[Dataset entries]
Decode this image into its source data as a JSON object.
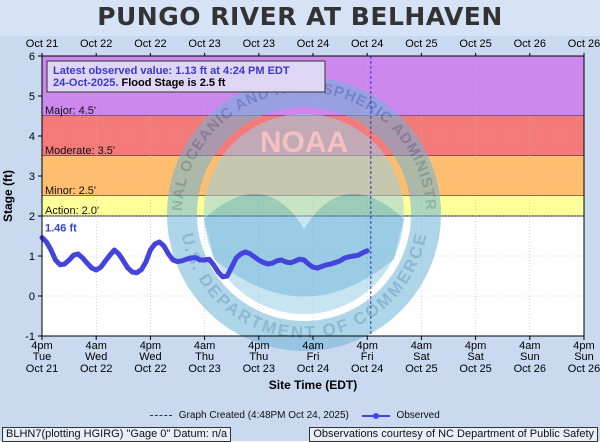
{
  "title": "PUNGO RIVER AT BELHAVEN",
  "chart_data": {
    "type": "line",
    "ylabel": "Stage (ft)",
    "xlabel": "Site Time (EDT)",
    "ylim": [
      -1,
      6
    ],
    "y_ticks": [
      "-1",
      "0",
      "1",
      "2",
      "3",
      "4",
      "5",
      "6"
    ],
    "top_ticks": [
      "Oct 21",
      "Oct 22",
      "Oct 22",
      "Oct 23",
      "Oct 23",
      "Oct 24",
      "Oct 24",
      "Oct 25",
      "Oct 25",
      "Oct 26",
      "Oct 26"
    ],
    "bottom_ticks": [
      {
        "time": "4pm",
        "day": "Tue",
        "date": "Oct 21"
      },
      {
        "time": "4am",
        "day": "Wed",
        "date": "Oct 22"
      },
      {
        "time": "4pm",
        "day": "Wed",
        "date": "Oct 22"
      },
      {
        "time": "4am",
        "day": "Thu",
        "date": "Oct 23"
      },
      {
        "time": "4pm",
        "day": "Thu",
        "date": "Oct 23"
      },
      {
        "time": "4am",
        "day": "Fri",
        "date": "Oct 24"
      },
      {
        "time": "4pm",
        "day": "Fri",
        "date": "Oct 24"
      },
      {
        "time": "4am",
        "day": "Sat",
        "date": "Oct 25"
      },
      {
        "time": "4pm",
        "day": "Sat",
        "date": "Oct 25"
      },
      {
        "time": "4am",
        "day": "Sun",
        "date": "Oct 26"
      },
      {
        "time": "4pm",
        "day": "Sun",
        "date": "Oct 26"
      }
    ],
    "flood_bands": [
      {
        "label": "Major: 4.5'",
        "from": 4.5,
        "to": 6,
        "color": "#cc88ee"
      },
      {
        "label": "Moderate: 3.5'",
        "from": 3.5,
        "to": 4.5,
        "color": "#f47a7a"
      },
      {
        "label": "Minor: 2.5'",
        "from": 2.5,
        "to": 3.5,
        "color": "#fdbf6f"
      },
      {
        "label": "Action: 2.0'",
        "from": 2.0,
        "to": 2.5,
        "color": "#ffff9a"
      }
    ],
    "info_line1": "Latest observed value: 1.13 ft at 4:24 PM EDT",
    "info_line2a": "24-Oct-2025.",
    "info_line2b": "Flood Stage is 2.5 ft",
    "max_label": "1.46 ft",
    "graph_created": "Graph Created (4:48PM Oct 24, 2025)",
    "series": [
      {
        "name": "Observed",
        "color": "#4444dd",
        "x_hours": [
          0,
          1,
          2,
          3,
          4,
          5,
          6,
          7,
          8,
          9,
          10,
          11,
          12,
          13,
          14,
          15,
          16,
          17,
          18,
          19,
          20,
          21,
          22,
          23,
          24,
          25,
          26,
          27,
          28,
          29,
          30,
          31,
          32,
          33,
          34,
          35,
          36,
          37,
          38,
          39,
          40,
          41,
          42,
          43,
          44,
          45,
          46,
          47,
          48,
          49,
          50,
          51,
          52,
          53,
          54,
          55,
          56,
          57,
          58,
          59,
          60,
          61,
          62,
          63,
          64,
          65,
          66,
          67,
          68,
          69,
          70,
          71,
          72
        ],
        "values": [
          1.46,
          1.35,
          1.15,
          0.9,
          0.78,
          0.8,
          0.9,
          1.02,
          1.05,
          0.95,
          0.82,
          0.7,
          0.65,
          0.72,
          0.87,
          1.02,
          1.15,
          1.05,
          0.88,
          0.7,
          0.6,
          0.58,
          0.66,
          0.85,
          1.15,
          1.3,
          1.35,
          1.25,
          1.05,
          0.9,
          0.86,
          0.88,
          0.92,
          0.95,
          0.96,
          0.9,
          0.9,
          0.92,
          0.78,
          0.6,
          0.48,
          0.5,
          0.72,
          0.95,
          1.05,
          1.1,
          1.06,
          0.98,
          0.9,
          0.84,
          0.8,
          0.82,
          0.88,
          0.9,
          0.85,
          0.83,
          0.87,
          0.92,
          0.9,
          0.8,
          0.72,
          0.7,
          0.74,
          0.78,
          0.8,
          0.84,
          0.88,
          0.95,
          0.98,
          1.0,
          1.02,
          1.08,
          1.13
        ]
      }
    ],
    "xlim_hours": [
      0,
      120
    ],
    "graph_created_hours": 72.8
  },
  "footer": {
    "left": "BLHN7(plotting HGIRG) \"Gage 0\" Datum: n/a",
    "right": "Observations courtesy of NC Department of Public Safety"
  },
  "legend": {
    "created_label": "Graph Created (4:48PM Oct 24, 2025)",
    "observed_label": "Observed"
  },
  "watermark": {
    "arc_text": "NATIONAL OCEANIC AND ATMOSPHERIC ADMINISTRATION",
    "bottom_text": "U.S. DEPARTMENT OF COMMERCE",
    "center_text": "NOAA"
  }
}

→ STATED GOAL:
Of the lines in the entries, how many include the word "color"? State only the number.

→ FINAL RESULT:
5